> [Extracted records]
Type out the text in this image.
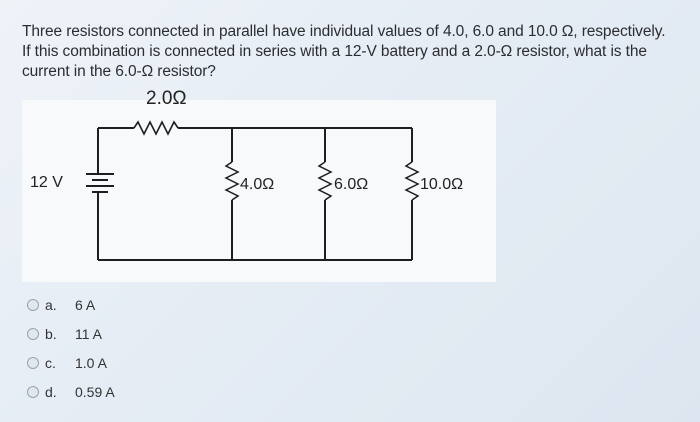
Three resistors connected in parallel have individual values of 4.0, 6.0 and 10.0 Ω, respectively.

If this combination is connected in series with a 12-V battery and a 2.0-Ω resistor, what is the

current in the 6.0-Ω resistor?

2.0Ω
12 V	4.0Ω	6.0Ω	10.0Ω
a.	6 A
b.	11 A
c.	1.0 A
d.	0.59 A
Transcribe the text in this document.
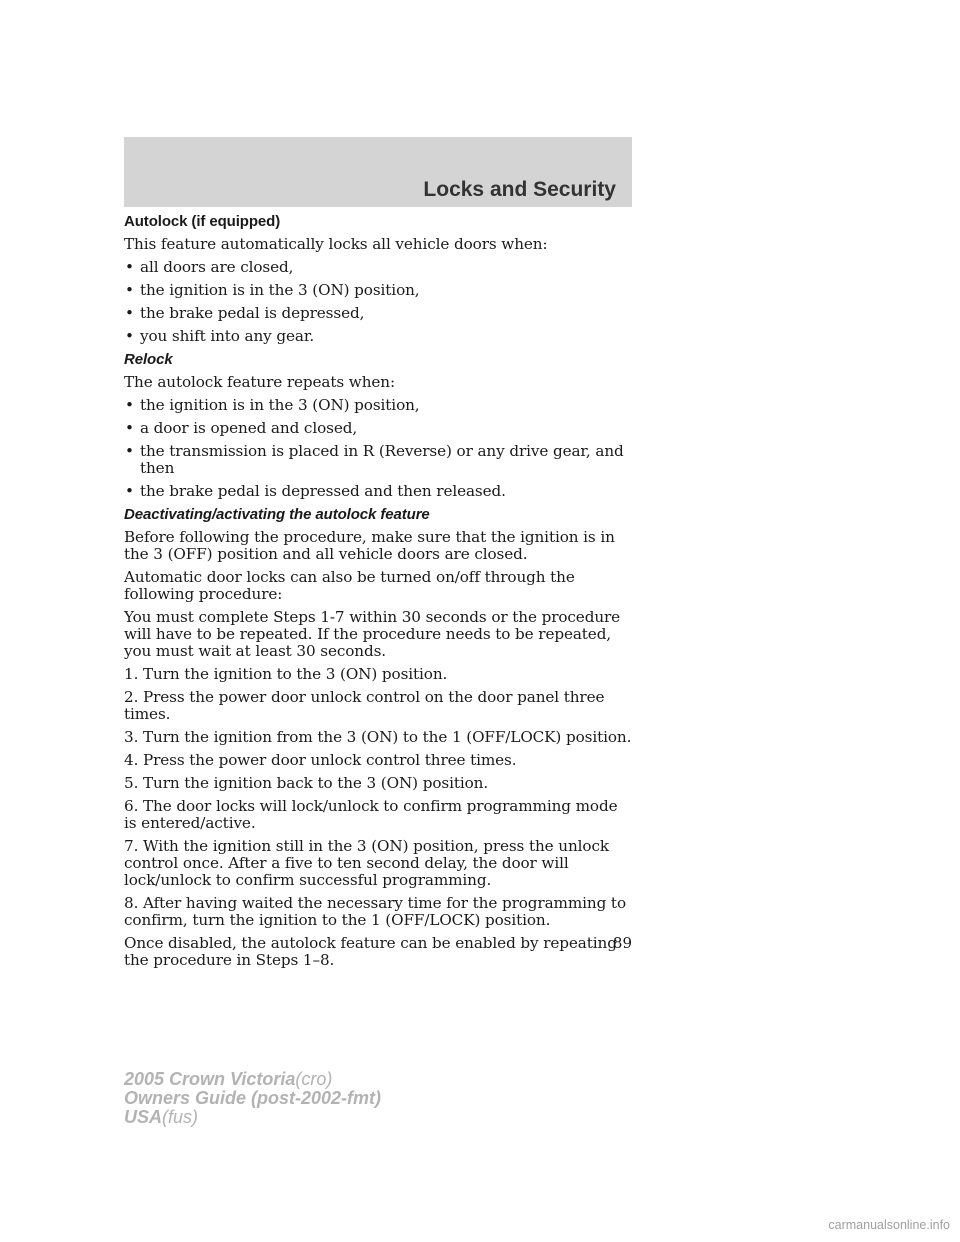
Locks and Security

Autolock (if equipped)

This feature automatically locks all vehicle doors when:

• all doors are closed,
• the ignition is in the 3 (ON) position,
• the brake pedal is depressed,
• you shift into any gear.

Relock

The autolock feature repeats when:

• the ignition is in the 3 (ON) position,
• a door is opened and closed,
• the transmission is placed in R (Reverse) or any drive gear, and then
• the brake pedal is depressed and then released.

Deactivating/activating the autolock feature

Before following the procedure, make sure that the ignition is in the 3 (OFF) position and all vehicle doors are closed.

Automatic door locks can also be turned on/off through the following procedure:

You must complete Steps 1-7 within 30 seconds or the procedure will have to be repeated. If the procedure needs to be repeated, you must wait at least 30 seconds.

1. Turn the ignition to the 3 (ON) position.

2. Press the power door unlock control on the door panel three times.

3. Turn the ignition from the 3 (ON) to the 1 (OFF/LOCK) position.

4. Press the power door unlock control three times.

5. Turn the ignition back to the 3 (ON) position.

6. The door locks will lock/unlock to confirm programming mode is entered/active.

7. With the ignition still in the 3 (ON) position, press the unlock control once. After a five to ten second delay, the door will lock/unlock to confirm successful programming.

8. After having waited the necessary time for the programming to confirm, turn the ignition to the 1 (OFF/LOCK) position.

Once disabled, the autolock feature can be enabled by repeating the procedure in Steps 1–8.

89
2005 Crown Victoria(cro)
Owners Guide (post-2002-fmt)
USA(fus)
carmanualsonline.info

> [What the task asks] Copy out all the data exactly; skip the pictures.

> [Output for this exercise]
Type out the text in this image.
Three resistors connected in parallel have individual values of 4.0, 6.0 and 10.0 Ω, respectively.

If this combination is connected in series with a 12-V battery and a 2.0-Ω resistor, what is the

current in the 6.0-Ω resistor?

2.0Ω
12 V	4.0Ω	6.0Ω	10.0Ω
a.	6 A
b.	11 A
c.	1.0 A
d.	0.59 A
Transcribe the text in this document.
Locks and Security

Autolock (if equipped)

This feature automatically locks all vehicle doors when:

• all doors are closed,
• the ignition is in the 3 (ON) position,
• the brake pedal is depressed,
• you shift into any gear.

Relock

The autolock feature repeats when:

• the ignition is in the 3 (ON) position,
• a door is opened and closed,
• the transmission is placed in R (Reverse) or any drive gear, and then
• the brake pedal is depressed and then released.

Deactivating/activating the autolock feature

Before following the procedure, make sure that the ignition is in the 3 (OFF) position and all vehicle doors are closed.

Automatic door locks can also be turned on/off through the following procedure:

You must complete Steps 1-7 within 30 seconds or the procedure will have to be repeated. If the procedure needs to be repeated, you must wait at least 30 seconds.

1. Turn the ignition to the 3 (ON) position.

2. Press the power door unlock control on the door panel three times.

3. Turn the ignition from the 3 (ON) to the 1 (OFF/LOCK) position.

4. Press the power door unlock control three times.

5. Turn the ignition back to the 3 (ON) position.

6. The door locks will lock/unlock to confirm programming mode is entered/active.

7. With the ignition still in the 3 (ON) position, press the unlock control once. After a five to ten second delay, the door will lock/unlock to confirm successful programming.

8. After having waited the necessary time for the programming to confirm, turn the ignition to the 1 (OFF/LOCK) position.

Once disabled, the autolock feature can be enabled by repeating the procedure in Steps 1–8.

89
2005 Crown Victoria(cro)
Owners Guide (post-2002-fmt)
USA(fus)
carmanualsonline.info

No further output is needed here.